_ROWS_.
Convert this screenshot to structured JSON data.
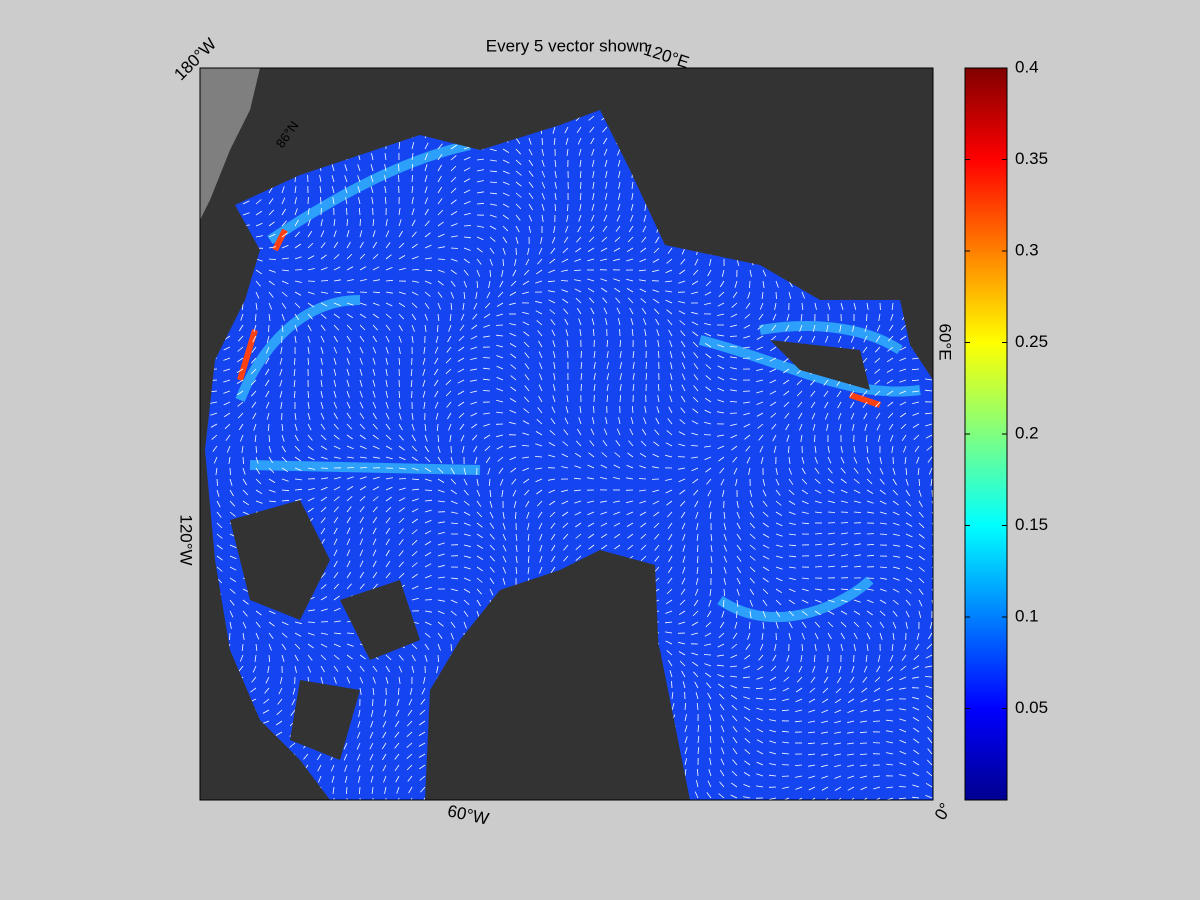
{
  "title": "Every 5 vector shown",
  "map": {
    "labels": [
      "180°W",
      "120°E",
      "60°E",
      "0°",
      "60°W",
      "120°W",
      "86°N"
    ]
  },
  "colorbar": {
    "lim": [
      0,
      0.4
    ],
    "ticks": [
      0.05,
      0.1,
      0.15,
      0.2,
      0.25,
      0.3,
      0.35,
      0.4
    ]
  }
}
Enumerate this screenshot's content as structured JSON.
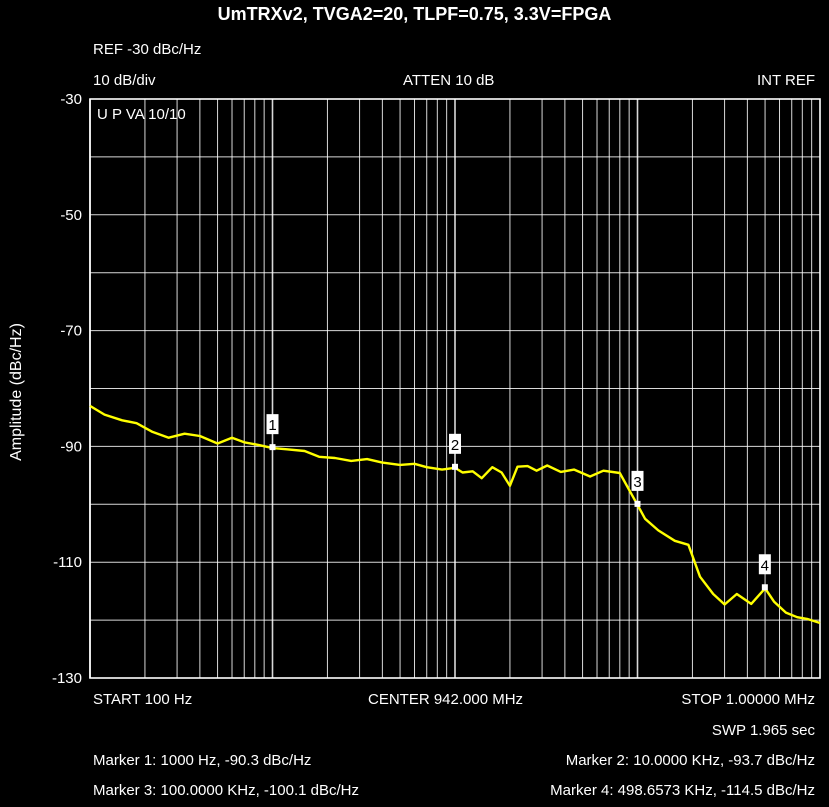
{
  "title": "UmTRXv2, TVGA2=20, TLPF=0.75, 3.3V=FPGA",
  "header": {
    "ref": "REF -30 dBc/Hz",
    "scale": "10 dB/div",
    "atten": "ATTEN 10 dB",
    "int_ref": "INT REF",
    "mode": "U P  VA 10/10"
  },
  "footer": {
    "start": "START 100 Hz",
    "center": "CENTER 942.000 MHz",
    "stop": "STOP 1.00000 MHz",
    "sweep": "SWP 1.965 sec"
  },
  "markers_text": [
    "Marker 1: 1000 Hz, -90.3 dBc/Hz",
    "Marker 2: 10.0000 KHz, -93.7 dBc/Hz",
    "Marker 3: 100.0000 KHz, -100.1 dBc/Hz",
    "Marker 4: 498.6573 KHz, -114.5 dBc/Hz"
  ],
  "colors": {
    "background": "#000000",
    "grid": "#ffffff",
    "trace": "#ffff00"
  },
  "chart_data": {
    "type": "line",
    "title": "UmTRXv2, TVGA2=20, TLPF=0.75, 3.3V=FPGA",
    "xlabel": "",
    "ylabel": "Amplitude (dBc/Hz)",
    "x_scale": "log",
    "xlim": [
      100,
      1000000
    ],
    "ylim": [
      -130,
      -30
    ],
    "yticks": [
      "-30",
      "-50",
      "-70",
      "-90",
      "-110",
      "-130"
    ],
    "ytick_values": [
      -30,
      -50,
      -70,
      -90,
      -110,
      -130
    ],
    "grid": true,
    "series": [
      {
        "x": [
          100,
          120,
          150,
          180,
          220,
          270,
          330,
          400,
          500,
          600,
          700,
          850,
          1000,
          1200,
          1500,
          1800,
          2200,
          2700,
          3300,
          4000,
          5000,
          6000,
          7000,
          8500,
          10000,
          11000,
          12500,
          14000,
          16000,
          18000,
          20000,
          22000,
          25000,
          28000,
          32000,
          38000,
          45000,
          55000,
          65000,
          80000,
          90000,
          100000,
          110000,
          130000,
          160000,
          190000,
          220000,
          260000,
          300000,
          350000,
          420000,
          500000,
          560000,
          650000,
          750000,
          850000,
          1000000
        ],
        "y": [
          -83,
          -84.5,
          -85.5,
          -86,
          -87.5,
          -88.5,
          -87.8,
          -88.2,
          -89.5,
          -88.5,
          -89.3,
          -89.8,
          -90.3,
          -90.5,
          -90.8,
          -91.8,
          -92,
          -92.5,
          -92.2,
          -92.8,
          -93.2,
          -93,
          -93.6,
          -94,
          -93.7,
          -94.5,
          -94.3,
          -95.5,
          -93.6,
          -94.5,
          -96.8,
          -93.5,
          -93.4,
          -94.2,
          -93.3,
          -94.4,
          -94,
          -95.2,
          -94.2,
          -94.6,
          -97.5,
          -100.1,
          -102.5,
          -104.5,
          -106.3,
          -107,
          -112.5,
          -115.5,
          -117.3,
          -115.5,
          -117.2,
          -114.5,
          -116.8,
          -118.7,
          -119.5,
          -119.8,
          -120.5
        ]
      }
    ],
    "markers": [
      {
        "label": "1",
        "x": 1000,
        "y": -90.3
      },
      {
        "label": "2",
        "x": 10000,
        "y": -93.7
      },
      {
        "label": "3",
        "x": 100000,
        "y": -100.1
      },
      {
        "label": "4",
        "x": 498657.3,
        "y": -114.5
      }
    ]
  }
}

_WHAT THE TASK ASKS_.
Repeat each entry exactly as it appears; skip any picture.

_REPLY TO THE TASK_.
Convert this screenshot to structured JSON data.
{
  "title": "Every 5 vector shown",
  "map": {
    "labels": [
      "180°W",
      "120°E",
      "60°E",
      "0°",
      "60°W",
      "120°W",
      "86°N"
    ]
  },
  "colorbar": {
    "lim": [
      0,
      0.4
    ],
    "ticks": [
      0.05,
      0.1,
      0.15,
      0.2,
      0.25,
      0.3,
      0.35,
      0.4
    ]
  }
}
Enumerate this screenshot's content as structured JSON.
{
  "title": "UmTRXv2, TVGA2=20, TLPF=0.75, 3.3V=FPGA",
  "header": {
    "ref": "REF -30 dBc/Hz",
    "scale": "10 dB/div",
    "atten": "ATTEN 10 dB",
    "int_ref": "INT REF",
    "mode": "U P  VA 10/10"
  },
  "footer": {
    "start": "START 100 Hz",
    "center": "CENTER 942.000 MHz",
    "stop": "STOP 1.00000 MHz",
    "sweep": "SWP 1.965 sec"
  },
  "markers_text": [
    "Marker 1: 1000 Hz, -90.3 dBc/Hz",
    "Marker 2: 10.0000 KHz, -93.7 dBc/Hz",
    "Marker 3: 100.0000 KHz, -100.1 dBc/Hz",
    "Marker 4: 498.6573 KHz, -114.5 dBc/Hz"
  ],
  "colors": {
    "background": "#000000",
    "grid": "#ffffff",
    "trace": "#ffff00"
  },
  "chart_data": {
    "type": "line",
    "title": "UmTRXv2, TVGA2=20, TLPF=0.75, 3.3V=FPGA",
    "xlabel": "",
    "ylabel": "Amplitude (dBc/Hz)",
    "x_scale": "log",
    "xlim": [
      100,
      1000000
    ],
    "ylim": [
      -130,
      -30
    ],
    "yticks": [
      "-30",
      "-50",
      "-70",
      "-90",
      "-110",
      "-130"
    ],
    "ytick_values": [
      -30,
      -50,
      -70,
      -90,
      -110,
      -130
    ],
    "grid": true,
    "series": [
      {
        "x": [
          100,
          120,
          150,
          180,
          220,
          270,
          330,
          400,
          500,
          600,
          700,
          850,
          1000,
          1200,
          1500,
          1800,
          2200,
          2700,
          3300,
          4000,
          5000,
          6000,
          7000,
          8500,
          10000,
          11000,
          12500,
          14000,
          16000,
          18000,
          20000,
          22000,
          25000,
          28000,
          32000,
          38000,
          45000,
          55000,
          65000,
          80000,
          90000,
          100000,
          110000,
          130000,
          160000,
          190000,
          220000,
          260000,
          300000,
          350000,
          420000,
          500000,
          560000,
          650000,
          750000,
          850000,
          1000000
        ],
        "y": [
          -83,
          -84.5,
          -85.5,
          -86,
          -87.5,
          -88.5,
          -87.8,
          -88.2,
          -89.5,
          -88.5,
          -89.3,
          -89.8,
          -90.3,
          -90.5,
          -90.8,
          -91.8,
          -92,
          -92.5,
          -92.2,
          -92.8,
          -93.2,
          -93,
          -93.6,
          -94,
          -93.7,
          -94.5,
          -94.3,
          -95.5,
          -93.6,
          -94.5,
          -96.8,
          -93.5,
          -93.4,
          -94.2,
          -93.3,
          -94.4,
          -94,
          -95.2,
          -94.2,
          -94.6,
          -97.5,
          -100.1,
          -102.5,
          -104.5,
          -106.3,
          -107,
          -112.5,
          -115.5,
          -117.3,
          -115.5,
          -117.2,
          -114.5,
          -116.8,
          -118.7,
          -119.5,
          -119.8,
          -120.5
        ]
      }
    ],
    "markers": [
      {
        "label": "1",
        "x": 1000,
        "y": -90.3
      },
      {
        "label": "2",
        "x": 10000,
        "y": -93.7
      },
      {
        "label": "3",
        "x": 100000,
        "y": -100.1
      },
      {
        "label": "4",
        "x": 498657.3,
        "y": -114.5
      }
    ]
  }
}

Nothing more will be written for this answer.